*HOW TO COMPLETE THIS TASK*: Search the records for lines that contain the word "through". Copy them all.

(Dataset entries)
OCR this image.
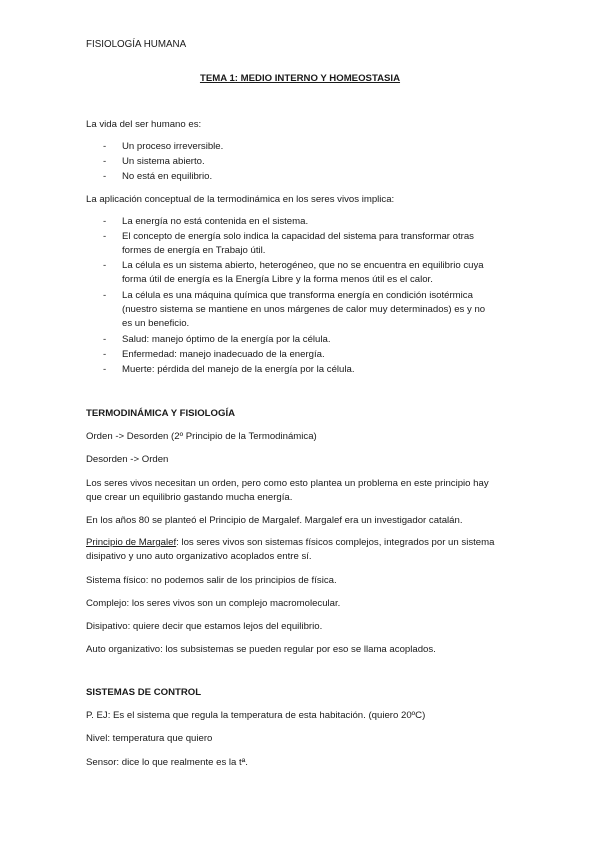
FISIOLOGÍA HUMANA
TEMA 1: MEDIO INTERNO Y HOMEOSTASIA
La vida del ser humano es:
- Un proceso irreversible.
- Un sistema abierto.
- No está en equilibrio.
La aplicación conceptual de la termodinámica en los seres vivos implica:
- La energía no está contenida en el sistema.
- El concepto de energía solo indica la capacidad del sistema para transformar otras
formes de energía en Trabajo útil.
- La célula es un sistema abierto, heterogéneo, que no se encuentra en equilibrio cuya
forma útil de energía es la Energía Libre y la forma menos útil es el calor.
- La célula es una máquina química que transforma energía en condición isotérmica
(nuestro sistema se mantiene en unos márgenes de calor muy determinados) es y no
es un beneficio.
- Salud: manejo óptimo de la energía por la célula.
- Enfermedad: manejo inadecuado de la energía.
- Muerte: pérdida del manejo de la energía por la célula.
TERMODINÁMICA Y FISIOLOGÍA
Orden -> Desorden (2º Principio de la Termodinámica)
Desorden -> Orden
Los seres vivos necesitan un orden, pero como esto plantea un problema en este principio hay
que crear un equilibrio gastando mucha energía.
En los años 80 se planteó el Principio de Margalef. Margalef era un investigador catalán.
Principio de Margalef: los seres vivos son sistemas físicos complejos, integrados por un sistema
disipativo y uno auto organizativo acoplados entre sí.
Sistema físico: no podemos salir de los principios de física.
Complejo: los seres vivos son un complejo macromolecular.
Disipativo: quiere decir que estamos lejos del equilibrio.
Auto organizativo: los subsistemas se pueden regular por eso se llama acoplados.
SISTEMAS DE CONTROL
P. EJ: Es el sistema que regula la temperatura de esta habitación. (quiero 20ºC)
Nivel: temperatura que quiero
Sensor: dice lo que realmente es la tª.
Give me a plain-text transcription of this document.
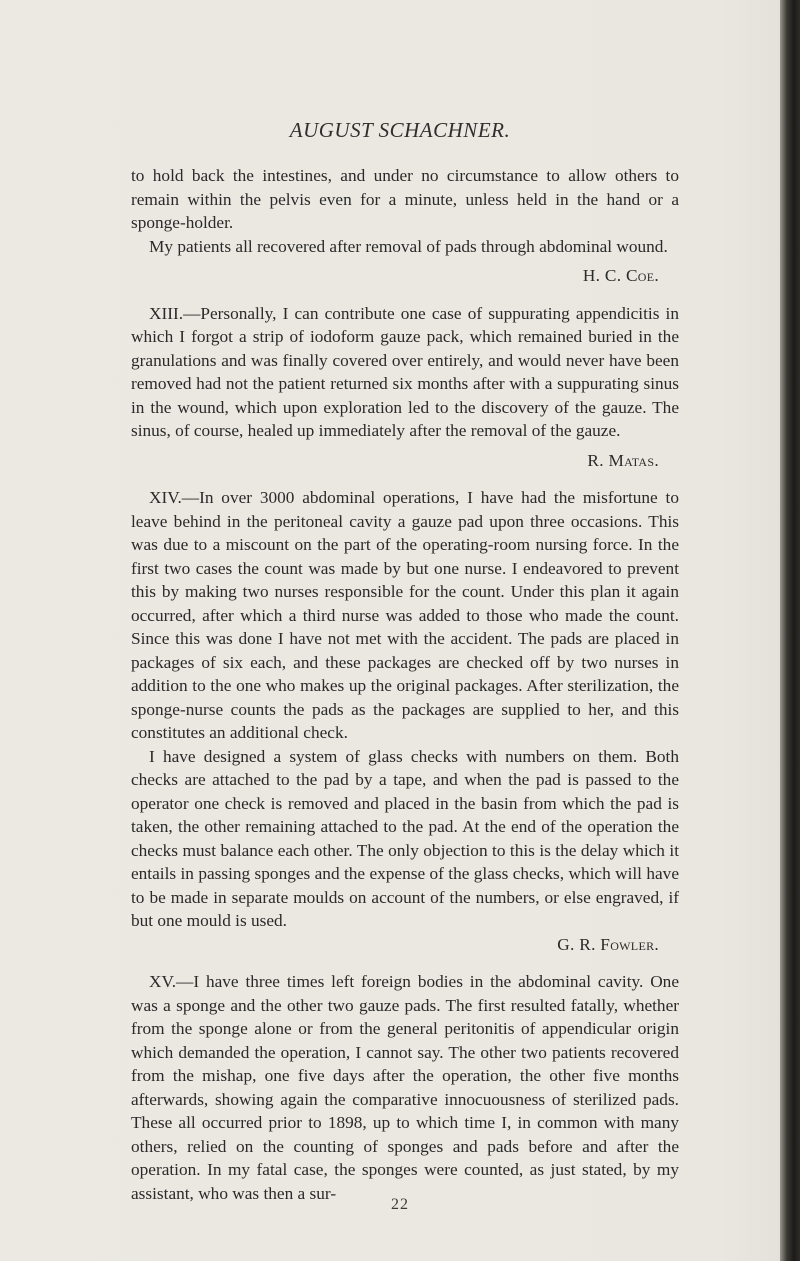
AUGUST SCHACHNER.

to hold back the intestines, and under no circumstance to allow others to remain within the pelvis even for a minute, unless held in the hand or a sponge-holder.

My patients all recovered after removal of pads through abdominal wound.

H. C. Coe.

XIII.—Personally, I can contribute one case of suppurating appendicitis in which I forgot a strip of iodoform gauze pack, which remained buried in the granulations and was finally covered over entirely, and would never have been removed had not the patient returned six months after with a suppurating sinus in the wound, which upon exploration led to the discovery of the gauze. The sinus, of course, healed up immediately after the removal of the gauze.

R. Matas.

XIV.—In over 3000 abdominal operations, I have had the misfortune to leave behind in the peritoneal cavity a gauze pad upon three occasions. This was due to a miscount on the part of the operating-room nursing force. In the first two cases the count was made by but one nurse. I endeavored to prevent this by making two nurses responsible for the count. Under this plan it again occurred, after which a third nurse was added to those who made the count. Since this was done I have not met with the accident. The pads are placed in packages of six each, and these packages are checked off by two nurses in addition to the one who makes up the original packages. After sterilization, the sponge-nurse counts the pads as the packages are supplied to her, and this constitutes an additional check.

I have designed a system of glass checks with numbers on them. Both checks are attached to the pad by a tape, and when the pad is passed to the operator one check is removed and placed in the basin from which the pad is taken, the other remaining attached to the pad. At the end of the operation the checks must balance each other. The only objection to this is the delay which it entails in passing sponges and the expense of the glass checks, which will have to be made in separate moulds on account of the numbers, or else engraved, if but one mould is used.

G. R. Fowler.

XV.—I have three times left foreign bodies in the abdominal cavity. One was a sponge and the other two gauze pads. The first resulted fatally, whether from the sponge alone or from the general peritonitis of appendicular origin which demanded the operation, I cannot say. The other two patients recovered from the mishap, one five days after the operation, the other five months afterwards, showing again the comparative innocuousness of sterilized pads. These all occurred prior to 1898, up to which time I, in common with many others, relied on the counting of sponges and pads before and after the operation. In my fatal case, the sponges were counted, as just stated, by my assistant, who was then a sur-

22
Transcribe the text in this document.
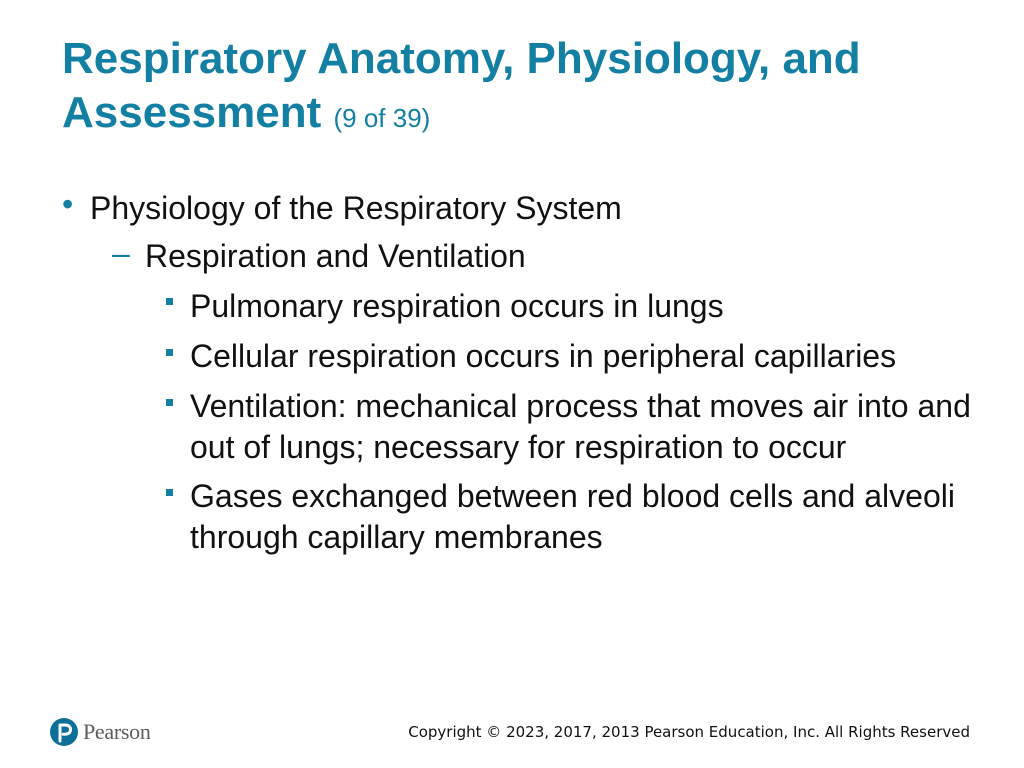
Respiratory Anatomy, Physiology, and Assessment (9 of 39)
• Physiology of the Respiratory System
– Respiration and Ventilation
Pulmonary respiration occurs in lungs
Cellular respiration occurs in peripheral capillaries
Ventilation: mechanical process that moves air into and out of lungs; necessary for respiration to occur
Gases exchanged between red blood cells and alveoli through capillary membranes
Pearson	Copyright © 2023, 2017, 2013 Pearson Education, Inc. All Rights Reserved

*SOLUTION*:
My patients all recovered after removal of pads through abdominal wound.
Gases exchanged between red blood cells and alveoli through capillary membranes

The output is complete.